§ **TASK DETAILS**
Consider the records below. How many of their lines include the word "difference"? State the number and nothing else.

Extracted records
____
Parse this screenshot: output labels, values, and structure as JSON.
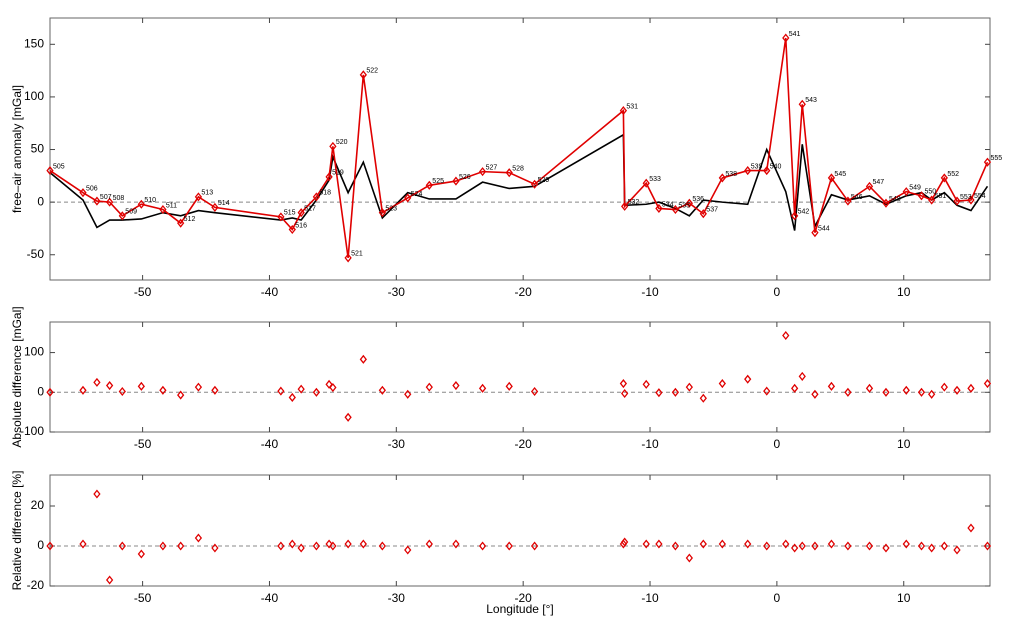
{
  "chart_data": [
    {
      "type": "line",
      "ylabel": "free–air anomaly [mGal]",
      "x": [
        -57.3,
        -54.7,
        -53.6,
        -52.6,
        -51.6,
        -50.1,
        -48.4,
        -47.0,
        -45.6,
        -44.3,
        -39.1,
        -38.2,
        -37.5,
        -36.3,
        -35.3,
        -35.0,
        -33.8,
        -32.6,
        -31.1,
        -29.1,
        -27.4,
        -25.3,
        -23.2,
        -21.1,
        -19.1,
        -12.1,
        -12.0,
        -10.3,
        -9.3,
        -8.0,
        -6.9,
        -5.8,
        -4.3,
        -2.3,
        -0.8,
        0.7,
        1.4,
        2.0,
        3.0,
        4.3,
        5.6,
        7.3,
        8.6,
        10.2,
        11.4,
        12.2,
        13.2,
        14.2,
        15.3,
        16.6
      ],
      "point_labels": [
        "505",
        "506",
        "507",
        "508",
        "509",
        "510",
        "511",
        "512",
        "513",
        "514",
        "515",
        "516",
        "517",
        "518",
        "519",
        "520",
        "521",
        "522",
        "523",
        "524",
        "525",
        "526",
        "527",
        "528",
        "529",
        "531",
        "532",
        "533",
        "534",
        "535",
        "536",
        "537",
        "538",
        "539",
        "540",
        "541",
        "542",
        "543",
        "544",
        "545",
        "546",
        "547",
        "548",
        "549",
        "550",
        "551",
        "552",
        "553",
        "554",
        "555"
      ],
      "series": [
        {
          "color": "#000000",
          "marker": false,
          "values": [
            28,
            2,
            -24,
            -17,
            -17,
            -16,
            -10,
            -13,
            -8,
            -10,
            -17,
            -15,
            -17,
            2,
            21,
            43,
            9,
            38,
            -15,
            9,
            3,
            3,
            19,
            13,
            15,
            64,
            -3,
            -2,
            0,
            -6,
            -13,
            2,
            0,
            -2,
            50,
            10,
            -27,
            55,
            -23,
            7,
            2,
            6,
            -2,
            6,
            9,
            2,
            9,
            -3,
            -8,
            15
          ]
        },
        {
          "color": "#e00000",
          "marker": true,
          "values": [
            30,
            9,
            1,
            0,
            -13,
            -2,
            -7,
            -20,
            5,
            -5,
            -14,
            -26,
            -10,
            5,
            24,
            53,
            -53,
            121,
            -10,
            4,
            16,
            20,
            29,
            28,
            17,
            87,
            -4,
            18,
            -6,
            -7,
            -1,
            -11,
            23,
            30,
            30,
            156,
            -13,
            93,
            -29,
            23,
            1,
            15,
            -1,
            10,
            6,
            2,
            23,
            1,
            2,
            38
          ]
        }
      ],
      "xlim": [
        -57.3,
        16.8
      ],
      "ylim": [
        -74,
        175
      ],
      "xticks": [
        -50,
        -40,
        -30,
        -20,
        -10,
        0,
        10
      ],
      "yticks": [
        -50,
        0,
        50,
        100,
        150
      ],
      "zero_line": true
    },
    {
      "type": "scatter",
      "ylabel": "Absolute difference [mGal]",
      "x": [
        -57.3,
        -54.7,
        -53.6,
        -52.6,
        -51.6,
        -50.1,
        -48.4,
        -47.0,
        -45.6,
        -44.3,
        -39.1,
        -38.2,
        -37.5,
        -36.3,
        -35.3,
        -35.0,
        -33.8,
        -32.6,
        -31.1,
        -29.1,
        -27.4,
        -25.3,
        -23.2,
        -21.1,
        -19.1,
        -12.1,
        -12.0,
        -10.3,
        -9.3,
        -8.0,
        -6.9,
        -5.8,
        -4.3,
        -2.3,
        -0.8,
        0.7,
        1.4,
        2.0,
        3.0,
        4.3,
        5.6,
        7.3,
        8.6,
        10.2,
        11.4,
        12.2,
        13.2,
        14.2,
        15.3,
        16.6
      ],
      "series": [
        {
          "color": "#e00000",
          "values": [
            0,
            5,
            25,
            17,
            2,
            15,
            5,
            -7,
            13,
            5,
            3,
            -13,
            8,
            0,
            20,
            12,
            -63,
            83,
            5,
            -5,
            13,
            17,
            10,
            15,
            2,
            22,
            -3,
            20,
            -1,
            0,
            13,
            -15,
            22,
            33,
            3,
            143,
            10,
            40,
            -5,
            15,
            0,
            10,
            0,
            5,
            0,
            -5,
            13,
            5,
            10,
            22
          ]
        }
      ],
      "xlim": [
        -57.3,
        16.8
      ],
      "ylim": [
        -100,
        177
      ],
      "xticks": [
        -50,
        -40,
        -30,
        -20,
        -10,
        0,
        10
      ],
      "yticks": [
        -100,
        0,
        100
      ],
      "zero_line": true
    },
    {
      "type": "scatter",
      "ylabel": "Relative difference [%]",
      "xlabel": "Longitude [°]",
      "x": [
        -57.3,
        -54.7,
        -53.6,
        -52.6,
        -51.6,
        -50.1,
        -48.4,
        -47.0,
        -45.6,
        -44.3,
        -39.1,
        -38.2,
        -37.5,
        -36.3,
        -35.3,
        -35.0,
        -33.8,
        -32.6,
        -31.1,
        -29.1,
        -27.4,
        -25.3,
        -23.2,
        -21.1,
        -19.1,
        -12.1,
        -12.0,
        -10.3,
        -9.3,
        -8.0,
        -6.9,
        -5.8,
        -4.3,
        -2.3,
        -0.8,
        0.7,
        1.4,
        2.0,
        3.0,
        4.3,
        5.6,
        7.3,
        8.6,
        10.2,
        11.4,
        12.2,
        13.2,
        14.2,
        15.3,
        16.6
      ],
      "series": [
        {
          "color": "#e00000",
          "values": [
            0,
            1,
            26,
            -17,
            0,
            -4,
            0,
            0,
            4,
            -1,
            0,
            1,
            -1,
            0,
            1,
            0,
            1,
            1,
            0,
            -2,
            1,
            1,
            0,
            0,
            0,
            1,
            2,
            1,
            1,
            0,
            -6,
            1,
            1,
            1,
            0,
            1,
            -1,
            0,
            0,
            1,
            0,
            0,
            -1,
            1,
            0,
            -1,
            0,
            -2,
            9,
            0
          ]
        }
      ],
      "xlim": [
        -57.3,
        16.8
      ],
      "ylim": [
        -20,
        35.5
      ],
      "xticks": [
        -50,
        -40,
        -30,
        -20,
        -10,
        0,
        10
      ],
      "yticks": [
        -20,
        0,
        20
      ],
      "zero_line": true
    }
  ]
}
____
§ **WRITTEN SOLUTION**
2